>> BEGIN Given data

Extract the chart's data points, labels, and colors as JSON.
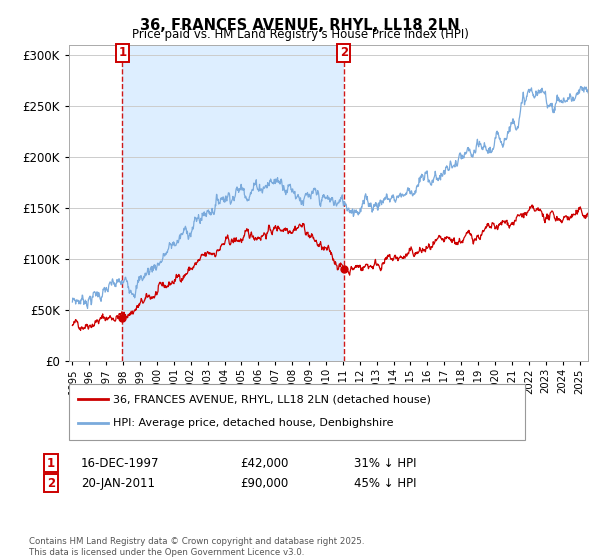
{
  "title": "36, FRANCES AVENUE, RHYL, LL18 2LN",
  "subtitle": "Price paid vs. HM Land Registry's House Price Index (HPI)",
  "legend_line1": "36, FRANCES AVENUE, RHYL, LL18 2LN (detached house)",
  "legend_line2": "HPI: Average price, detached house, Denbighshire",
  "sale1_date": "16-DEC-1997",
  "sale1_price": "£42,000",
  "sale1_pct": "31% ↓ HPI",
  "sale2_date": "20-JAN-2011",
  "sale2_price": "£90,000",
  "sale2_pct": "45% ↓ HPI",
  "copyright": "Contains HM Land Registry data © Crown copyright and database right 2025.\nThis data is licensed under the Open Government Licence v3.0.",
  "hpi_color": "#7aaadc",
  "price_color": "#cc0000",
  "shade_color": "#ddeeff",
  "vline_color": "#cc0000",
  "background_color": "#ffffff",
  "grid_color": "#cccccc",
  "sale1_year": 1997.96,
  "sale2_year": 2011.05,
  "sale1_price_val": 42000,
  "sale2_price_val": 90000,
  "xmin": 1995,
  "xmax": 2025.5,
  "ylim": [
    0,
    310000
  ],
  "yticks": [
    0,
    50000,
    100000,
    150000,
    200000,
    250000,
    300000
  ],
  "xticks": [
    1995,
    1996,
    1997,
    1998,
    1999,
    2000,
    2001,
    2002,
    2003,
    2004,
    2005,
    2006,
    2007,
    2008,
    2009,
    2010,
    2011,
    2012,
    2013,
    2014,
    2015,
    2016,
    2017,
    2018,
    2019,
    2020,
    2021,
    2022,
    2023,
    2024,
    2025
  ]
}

>> END Given data
>> BEGIN Given data

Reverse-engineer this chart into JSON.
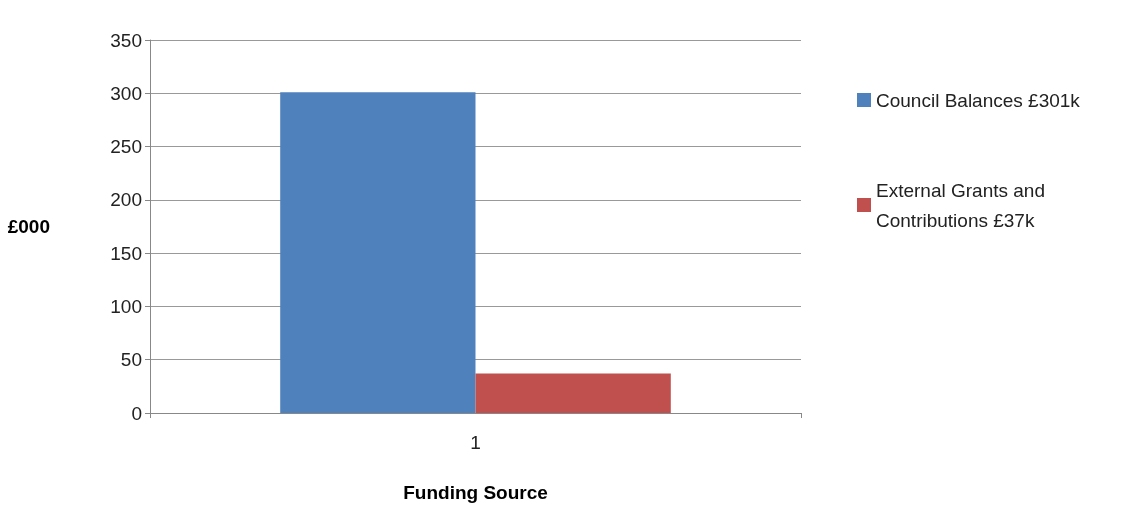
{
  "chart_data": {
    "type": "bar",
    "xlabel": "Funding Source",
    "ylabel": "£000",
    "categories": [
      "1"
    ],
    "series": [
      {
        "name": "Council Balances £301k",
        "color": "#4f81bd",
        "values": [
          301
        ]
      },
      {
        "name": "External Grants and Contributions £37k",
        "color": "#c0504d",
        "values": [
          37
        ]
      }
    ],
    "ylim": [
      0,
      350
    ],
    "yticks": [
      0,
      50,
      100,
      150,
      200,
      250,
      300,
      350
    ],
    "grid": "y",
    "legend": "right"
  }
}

>> END Given data
>> BEGIN Given data

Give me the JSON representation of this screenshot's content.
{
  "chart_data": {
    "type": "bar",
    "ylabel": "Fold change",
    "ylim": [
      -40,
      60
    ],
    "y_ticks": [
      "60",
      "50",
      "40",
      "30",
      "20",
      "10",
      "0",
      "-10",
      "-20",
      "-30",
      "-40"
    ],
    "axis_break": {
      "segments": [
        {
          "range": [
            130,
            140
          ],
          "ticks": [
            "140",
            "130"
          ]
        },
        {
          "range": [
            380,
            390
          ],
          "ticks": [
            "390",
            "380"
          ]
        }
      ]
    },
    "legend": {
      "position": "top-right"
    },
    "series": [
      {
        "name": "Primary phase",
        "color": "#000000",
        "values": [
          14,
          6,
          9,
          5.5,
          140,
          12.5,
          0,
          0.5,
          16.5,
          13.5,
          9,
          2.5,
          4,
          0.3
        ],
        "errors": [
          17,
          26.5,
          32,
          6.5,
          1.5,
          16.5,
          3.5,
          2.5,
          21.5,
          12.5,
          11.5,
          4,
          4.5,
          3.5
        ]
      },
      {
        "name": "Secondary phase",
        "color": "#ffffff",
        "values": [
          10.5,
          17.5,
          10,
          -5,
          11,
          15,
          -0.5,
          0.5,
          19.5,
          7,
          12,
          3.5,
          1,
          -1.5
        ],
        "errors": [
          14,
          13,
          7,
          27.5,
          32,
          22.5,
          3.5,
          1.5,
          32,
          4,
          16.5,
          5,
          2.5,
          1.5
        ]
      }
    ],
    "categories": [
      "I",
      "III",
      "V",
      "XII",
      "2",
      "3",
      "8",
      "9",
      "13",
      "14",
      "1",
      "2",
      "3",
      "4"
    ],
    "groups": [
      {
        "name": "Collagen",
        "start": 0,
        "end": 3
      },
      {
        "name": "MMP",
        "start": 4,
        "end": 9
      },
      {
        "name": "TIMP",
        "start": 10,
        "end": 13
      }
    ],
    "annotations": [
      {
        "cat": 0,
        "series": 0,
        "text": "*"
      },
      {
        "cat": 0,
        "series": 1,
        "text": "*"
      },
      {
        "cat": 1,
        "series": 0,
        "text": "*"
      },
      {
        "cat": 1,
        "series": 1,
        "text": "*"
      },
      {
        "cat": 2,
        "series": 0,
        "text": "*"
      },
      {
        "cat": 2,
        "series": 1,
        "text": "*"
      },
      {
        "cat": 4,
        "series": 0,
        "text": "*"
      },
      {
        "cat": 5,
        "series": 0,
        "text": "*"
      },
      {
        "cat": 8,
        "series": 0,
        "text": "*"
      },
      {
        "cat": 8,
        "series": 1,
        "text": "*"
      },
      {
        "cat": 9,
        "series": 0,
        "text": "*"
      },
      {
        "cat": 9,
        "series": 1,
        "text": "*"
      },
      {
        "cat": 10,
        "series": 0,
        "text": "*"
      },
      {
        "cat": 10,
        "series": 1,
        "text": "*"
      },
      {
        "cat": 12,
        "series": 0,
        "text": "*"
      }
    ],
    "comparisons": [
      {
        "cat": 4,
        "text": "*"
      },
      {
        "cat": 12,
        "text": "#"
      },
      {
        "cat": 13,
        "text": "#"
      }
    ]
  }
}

>> END Given data

» **Aim of the exercise**
Copy all the lines above that hold the string "JSON".

» **Exercise solution**
Extract the chart's data points, labels, and colors as JSON.
Reverse-engineer this chart into JSON.
Give me the JSON representation of this screenshot's content.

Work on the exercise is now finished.